• Record set:
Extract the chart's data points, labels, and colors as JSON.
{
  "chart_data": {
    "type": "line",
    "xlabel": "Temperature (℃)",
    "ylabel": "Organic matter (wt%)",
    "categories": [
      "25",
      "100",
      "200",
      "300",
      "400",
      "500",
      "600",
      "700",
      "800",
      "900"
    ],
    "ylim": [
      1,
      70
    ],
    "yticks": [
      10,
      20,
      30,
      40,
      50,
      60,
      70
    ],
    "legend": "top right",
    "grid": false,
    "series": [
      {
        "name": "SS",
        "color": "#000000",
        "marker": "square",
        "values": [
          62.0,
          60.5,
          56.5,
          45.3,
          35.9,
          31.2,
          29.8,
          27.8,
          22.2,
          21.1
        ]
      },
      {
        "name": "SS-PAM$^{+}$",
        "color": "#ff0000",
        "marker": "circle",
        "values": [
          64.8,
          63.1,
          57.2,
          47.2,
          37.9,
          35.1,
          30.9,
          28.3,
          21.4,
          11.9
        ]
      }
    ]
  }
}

...

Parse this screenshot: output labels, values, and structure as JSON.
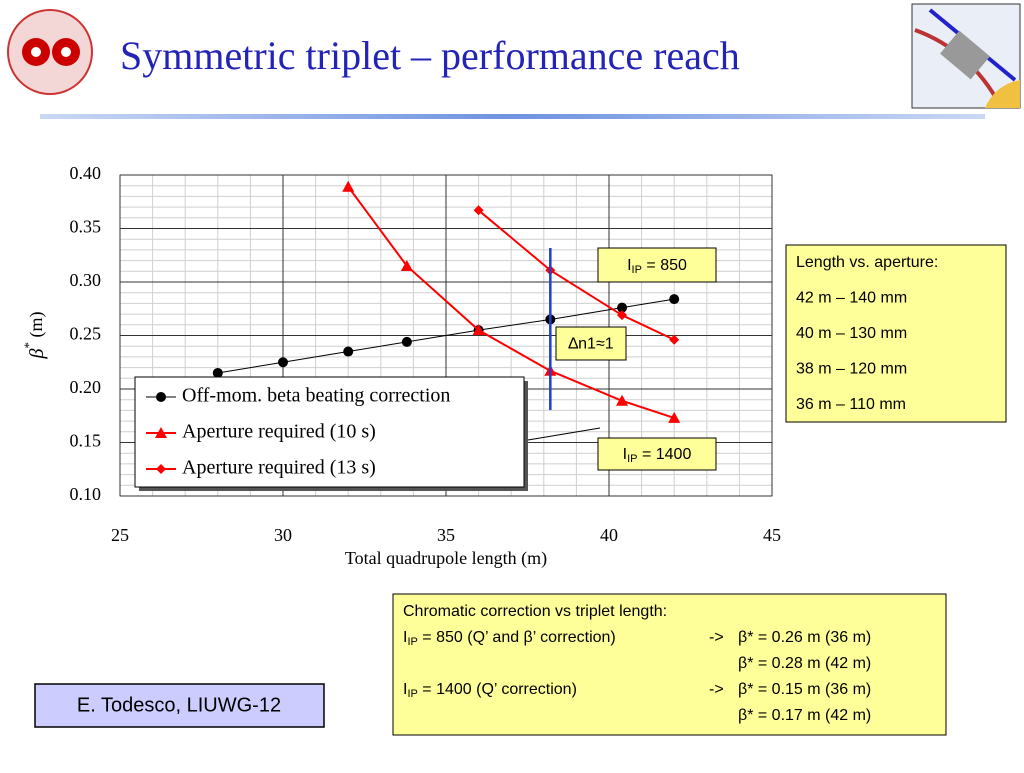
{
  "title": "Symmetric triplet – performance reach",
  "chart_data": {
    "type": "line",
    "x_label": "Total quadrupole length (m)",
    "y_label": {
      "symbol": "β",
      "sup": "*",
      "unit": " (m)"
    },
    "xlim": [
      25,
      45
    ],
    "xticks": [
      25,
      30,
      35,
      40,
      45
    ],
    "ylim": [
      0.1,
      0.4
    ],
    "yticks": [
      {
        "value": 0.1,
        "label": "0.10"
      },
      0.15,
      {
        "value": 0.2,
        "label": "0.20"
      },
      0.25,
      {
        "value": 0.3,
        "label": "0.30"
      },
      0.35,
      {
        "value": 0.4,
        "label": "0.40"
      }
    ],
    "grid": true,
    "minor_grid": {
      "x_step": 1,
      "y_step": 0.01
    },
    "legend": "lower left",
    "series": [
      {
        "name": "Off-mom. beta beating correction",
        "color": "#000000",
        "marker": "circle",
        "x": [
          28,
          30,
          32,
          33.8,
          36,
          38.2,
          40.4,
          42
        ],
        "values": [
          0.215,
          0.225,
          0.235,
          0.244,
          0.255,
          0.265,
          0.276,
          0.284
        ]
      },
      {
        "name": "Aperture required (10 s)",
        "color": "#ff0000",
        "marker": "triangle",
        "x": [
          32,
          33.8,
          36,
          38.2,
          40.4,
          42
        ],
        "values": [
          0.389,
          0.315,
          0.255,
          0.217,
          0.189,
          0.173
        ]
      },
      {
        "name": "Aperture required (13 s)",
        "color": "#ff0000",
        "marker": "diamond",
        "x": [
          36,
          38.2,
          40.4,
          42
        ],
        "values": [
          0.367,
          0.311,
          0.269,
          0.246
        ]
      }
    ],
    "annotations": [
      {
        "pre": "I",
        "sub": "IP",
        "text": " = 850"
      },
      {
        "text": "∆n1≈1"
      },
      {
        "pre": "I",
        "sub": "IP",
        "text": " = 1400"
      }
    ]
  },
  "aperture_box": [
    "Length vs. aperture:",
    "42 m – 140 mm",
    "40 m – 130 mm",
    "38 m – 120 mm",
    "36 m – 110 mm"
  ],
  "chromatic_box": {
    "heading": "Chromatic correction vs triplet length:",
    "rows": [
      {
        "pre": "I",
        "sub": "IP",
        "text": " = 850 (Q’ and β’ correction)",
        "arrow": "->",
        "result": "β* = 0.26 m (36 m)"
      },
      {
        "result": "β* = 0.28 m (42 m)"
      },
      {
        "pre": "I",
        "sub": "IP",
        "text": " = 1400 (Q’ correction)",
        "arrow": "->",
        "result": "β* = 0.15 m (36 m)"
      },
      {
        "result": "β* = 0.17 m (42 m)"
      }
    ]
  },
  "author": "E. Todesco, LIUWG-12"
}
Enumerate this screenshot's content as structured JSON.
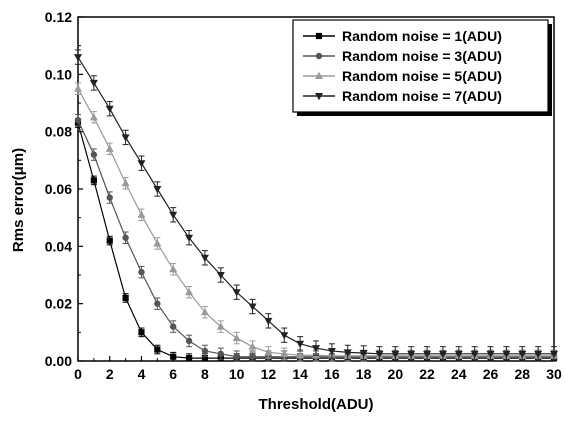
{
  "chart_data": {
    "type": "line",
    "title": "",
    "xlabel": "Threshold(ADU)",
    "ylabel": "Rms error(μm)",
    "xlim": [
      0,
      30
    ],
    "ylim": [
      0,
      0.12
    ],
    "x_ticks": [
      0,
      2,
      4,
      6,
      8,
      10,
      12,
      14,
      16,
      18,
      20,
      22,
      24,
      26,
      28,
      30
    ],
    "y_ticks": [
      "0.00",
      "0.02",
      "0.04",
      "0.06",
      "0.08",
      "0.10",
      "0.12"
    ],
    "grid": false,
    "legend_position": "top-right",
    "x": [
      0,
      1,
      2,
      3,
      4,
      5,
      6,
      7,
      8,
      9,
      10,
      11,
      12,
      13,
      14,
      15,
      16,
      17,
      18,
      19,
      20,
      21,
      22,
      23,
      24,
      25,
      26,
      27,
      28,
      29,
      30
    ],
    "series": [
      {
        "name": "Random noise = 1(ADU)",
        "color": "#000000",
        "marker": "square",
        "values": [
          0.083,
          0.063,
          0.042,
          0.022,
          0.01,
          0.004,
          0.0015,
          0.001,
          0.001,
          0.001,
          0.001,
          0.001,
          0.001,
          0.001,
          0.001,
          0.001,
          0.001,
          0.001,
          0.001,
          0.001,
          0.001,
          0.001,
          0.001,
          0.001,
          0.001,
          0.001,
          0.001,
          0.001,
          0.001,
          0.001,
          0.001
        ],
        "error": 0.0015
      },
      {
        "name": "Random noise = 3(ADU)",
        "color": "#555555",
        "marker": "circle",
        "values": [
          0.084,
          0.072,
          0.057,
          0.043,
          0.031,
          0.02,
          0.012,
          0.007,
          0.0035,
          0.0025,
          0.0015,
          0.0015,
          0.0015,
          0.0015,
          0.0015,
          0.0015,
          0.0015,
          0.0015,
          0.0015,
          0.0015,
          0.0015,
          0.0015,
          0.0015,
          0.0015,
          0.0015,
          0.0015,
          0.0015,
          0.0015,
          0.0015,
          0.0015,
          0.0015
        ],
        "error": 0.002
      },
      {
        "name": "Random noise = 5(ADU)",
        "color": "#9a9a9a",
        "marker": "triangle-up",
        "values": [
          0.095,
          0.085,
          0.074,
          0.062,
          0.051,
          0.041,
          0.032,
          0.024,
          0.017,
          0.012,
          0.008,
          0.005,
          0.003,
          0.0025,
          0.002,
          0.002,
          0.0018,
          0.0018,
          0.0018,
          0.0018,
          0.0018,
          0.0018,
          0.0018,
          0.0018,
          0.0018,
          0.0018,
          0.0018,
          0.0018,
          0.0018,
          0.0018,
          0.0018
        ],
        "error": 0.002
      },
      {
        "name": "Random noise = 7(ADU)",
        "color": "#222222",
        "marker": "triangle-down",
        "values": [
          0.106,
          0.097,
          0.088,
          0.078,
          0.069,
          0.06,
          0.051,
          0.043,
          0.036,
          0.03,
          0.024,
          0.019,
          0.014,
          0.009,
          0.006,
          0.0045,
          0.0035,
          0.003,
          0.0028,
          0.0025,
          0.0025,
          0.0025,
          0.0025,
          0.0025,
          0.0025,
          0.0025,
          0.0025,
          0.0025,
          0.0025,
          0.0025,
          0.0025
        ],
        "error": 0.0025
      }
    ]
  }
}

• Work instructions:
All lines that include "noise" are to be gathered and copied.

• Exercise response:
        "name": "Random noise = 1(ADU)",
        "name": "Random noise = 3(ADU)",
        "name": "Random noise = 5(ADU)",
        "name": "Random noise = 7(ADU)",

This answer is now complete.